- _EXERCISE_:
Within the material below, find each line bearing the word "left" and present it.

- _DATA TO PROCESS_:
──────────

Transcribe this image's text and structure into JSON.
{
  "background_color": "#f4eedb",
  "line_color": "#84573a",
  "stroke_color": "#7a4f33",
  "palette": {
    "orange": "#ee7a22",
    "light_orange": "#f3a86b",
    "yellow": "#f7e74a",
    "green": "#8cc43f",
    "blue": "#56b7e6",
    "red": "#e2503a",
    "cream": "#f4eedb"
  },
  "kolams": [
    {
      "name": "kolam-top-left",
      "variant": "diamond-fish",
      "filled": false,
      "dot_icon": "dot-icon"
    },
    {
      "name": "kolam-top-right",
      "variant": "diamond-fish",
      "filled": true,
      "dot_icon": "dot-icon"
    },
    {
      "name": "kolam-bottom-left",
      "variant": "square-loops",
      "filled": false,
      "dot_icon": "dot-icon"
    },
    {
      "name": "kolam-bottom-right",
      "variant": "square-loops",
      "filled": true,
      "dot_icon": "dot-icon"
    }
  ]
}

──────────

- _WRITTEN SOLUTION_:
      "name": "kolam-top-left",
      "name": "kolam-bottom-left",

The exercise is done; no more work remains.